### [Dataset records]

━━━━━━━━━━

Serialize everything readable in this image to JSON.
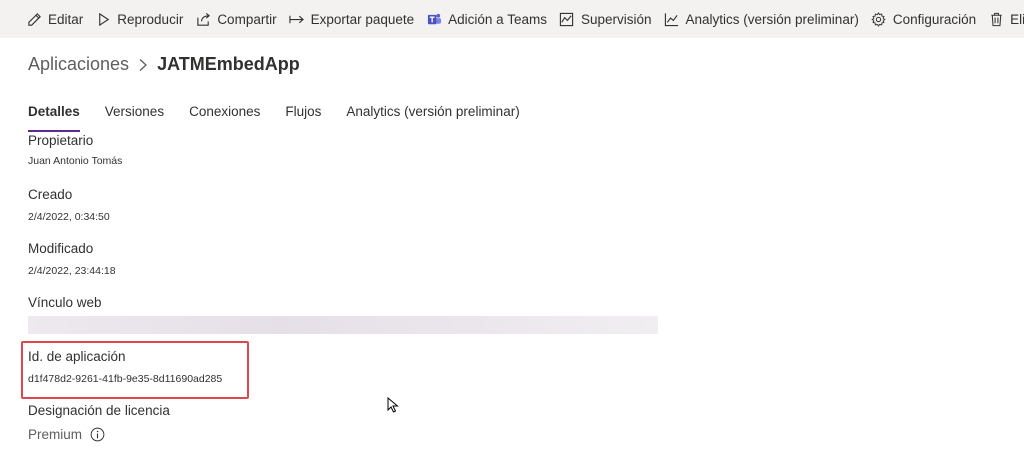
{
  "commandbar": {
    "items": [
      {
        "label": "Editar",
        "icon": "pencil-icon"
      },
      {
        "label": "Reproducir",
        "icon": "play-icon"
      },
      {
        "label": "Compartir",
        "icon": "share-icon"
      },
      {
        "label": "Exportar paquete",
        "icon": "export-arrow-icon"
      },
      {
        "label": "Adición a Teams",
        "icon": "teams-icon"
      },
      {
        "label": "Supervisión",
        "icon": "monitor-chart-icon"
      },
      {
        "label": "Analytics (versión preliminar)",
        "icon": "line-chart-icon"
      },
      {
        "label": "Configuración",
        "icon": "gear-icon"
      },
      {
        "label": "Eliminar",
        "icon": "trash-icon"
      }
    ]
  },
  "breadcrumb": {
    "parent": "Aplicaciones",
    "current": "JATMEmbedApp"
  },
  "tabs": [
    {
      "label": "Detalles",
      "active": true
    },
    {
      "label": "Versiones",
      "active": false
    },
    {
      "label": "Conexiones",
      "active": false
    },
    {
      "label": "Flujos",
      "active": false
    },
    {
      "label": "Analytics (versión preliminar)",
      "active": false
    }
  ],
  "details": {
    "owner": {
      "label": "Propietario",
      "value": "Juan Antonio Tomás"
    },
    "created": {
      "label": "Creado",
      "value": "2/4/2022, 0:34:50"
    },
    "modified": {
      "label": "Modificado",
      "value": "2/4/2022, 23:44:18"
    },
    "weblink": {
      "label": "Vínculo web"
    },
    "appid": {
      "label": "Id. de aplicación",
      "value": "d1f478d2-9261-41fb-9e35-8d11690ad285"
    },
    "license": {
      "label": "Designación de licencia",
      "value": "Premium",
      "icon": "info-icon"
    }
  },
  "colors": {
    "commandbar_bg": "#f3f2f1",
    "tab_accent": "#5c2d91",
    "highlight": "#e0464e"
  }
}
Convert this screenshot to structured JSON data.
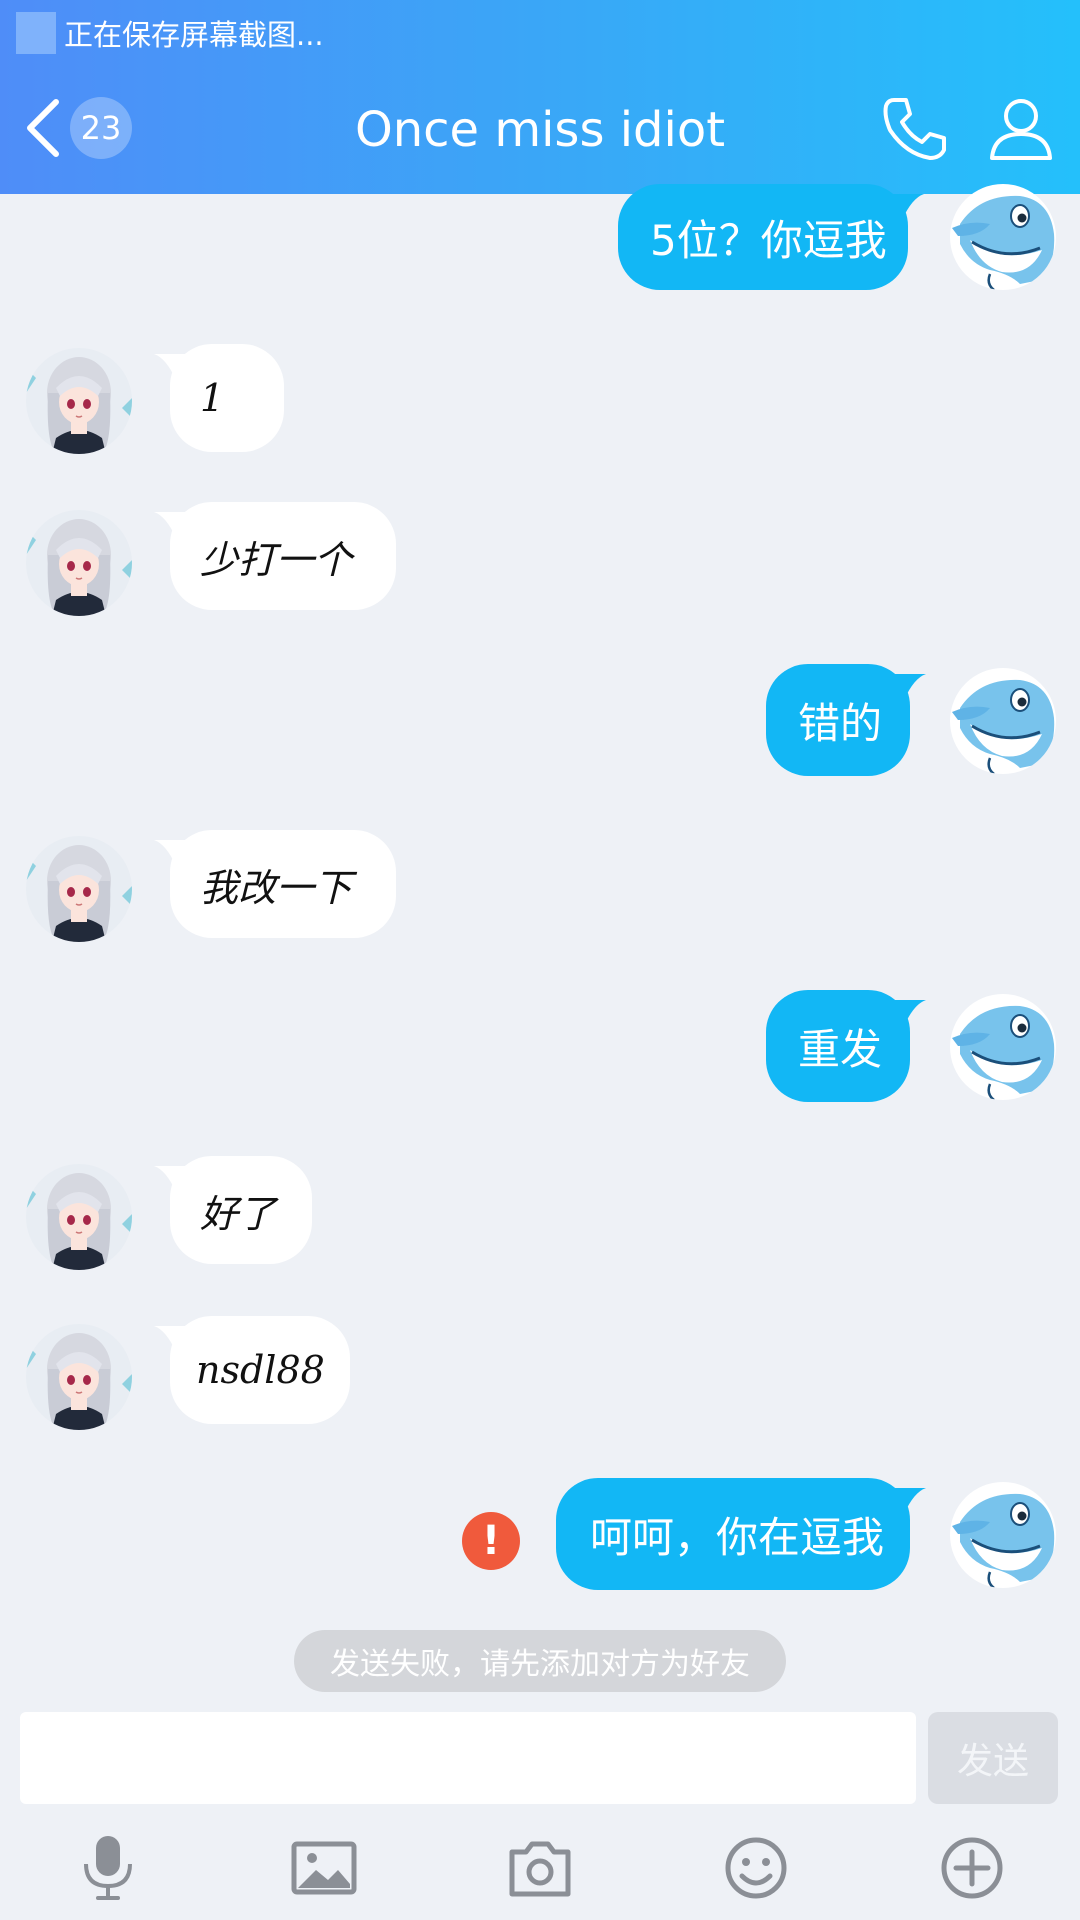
{
  "status_bar": {
    "text": "正在保存屏幕截图..."
  },
  "header": {
    "unread_count": "23",
    "title": "Once miss idiot",
    "back_icon": "chevron-left-icon",
    "call_icon": "phone-icon",
    "profile_icon": "person-icon"
  },
  "messages": [
    {
      "side": "out",
      "text": "5位？你逗我"
    },
    {
      "side": "in",
      "text": "1"
    },
    {
      "side": "in",
      "text": "少打一个"
    },
    {
      "side": "out",
      "text": "错的"
    },
    {
      "side": "in",
      "text": "我改一下"
    },
    {
      "side": "out",
      "text": "重发"
    },
    {
      "side": "in",
      "text": "好了"
    },
    {
      "side": "in",
      "text": "nsdl88"
    },
    {
      "side": "out",
      "text": "呵呵，你在逗我",
      "failed": true
    }
  ],
  "error_icon": "!",
  "notice": "发送失败，请先添加对方为好友",
  "input": {
    "value": "",
    "send_label": "发送"
  },
  "toolbar": [
    "microphone-icon",
    "image-icon",
    "camera-icon",
    "emoji-icon",
    "plus-icon"
  ],
  "colors": {
    "header_start": "#4f8df8",
    "header_end": "#24c0fb",
    "outgoing_bubble": "#12b7f5",
    "incoming_bubble": "#ffffff",
    "background": "#eef1f6",
    "error": "#f05a3c"
  }
}
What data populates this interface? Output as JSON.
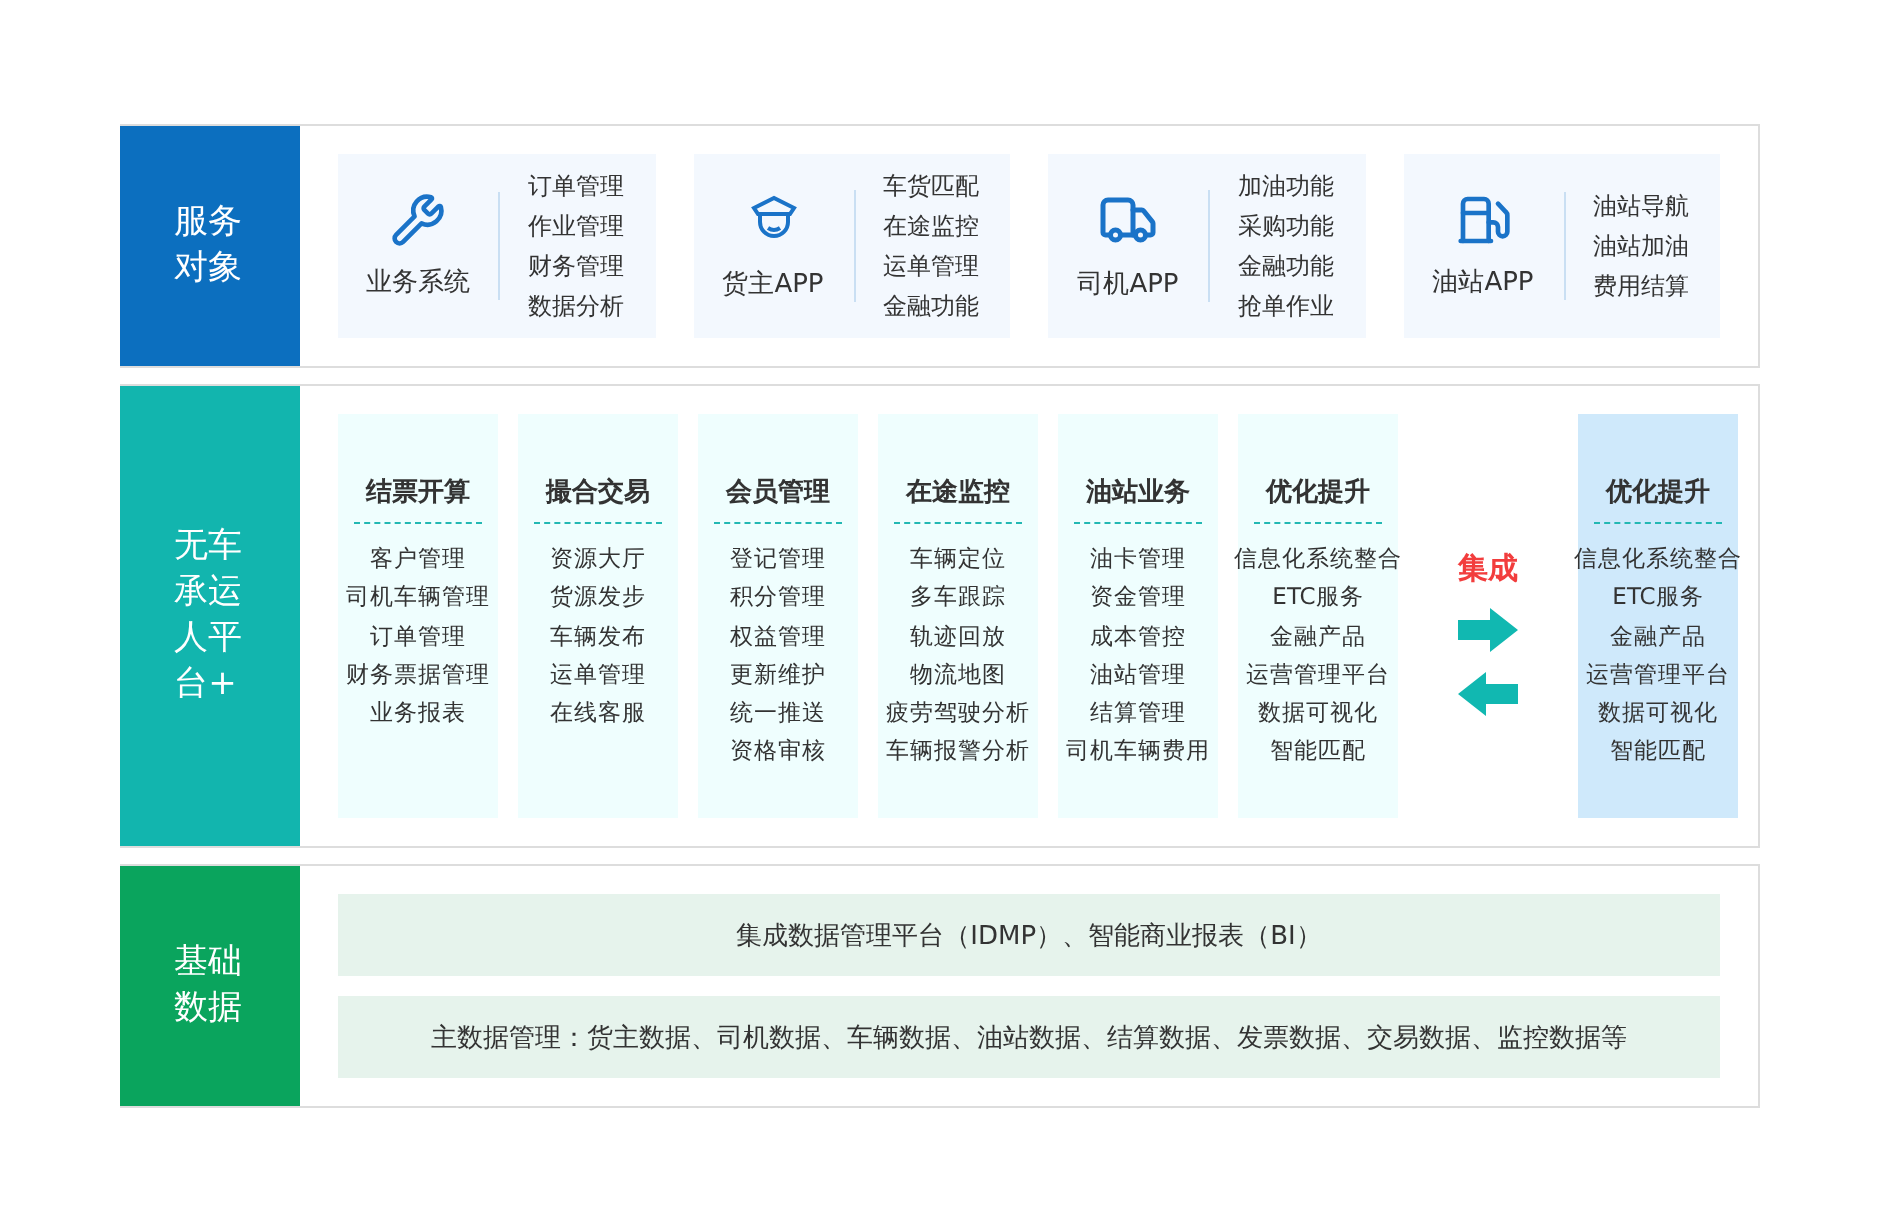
{
  "service_layer": {
    "label": "服务对象",
    "items": [
      {
        "name": "业务系统",
        "features": [
          "订单管理",
          "作业管理",
          "财务管理",
          "数据分析"
        ]
      },
      {
        "name": "货主APP",
        "features": [
          "车货匹配",
          "在途监控",
          "运单管理",
          "金融功能"
        ]
      },
      {
        "name": "司机APP",
        "features": [
          "加油功能",
          "采购功能",
          "金融功能",
          "抢单作业"
        ]
      },
      {
        "name": "油站APP",
        "features": [
          "油站导航",
          "油站加油",
          "费用结算"
        ]
      }
    ]
  },
  "platform_layer": {
    "label": "无车承运人平台+",
    "modules": [
      {
        "kind": "module",
        "title": "结票开算",
        "items": [
          "客户管理",
          "司机车辆管理",
          "订单管理",
          "财务票据管理",
          "业务报表"
        ]
      },
      {
        "kind": "module",
        "title": "撮合交易",
        "items": [
          "资源大厅",
          "货源发步",
          "车辆发布",
          "运单管理",
          "在线客服"
        ]
      },
      {
        "kind": "module",
        "title": "会员管理",
        "items": [
          "登记管理",
          "积分管理",
          "权益管理",
          "更新维护",
          "统一推送",
          "资格审核"
        ]
      },
      {
        "kind": "module",
        "title": "在途监控",
        "items": [
          "车辆定位",
          "多车跟踪",
          "轨迹回放",
          "物流地图",
          "疲劳驾驶分析",
          "车辆报警分析"
        ]
      },
      {
        "kind": "module",
        "title": "油站业务",
        "items": [
          "油卡管理",
          "资金管理",
          "成本管控",
          "油站管理",
          "结算管理",
          "司机车辆费用"
        ]
      },
      {
        "kind": "module",
        "title": "优化提升",
        "items": [
          "信息化系统整合",
          "ETC服务",
          "金融产品",
          "运营管理平台",
          "数据可视化",
          "智能匹配"
        ]
      },
      {
        "kind": "connector",
        "title": "集成"
      },
      {
        "kind": "external",
        "title": "优化提升",
        "items": [
          "信息化系统整合",
          "ETC服务",
          "金融产品",
          "运营管理平台",
          "数据可视化",
          "智能匹配"
        ]
      }
    ]
  },
  "data_layer": {
    "label": "基础数据",
    "rows": [
      "集成数据管理平台（IDMP）、智能商业报表（BI）",
      "主数据管理：货主数据、司机数据、车辆数据、油站数据、结算数据、发票数据、交易数据、监控数据等"
    ]
  }
}
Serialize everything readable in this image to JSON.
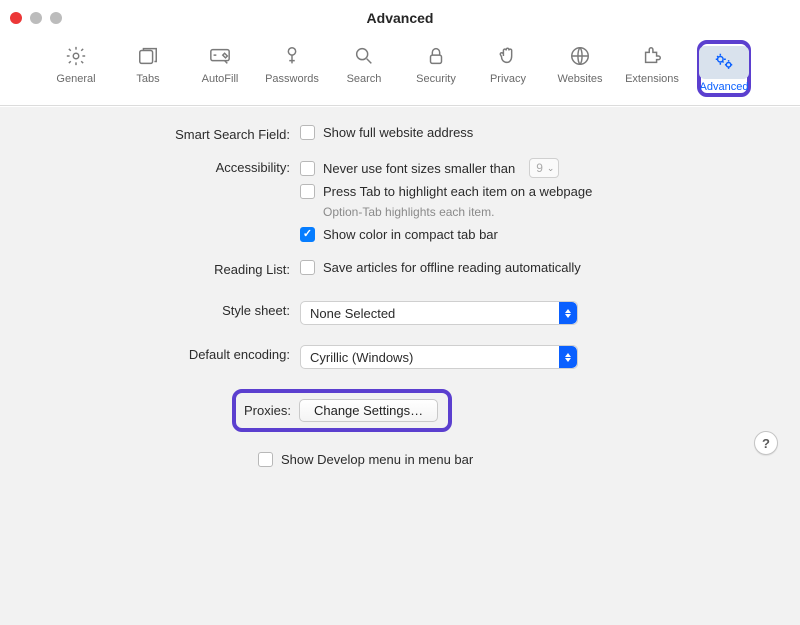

━━━━━━━━━━

### [THE TASK]
Check every line of the records above for the string "versión" and say how many contain it, giving the number alone.

### [RESULT]
2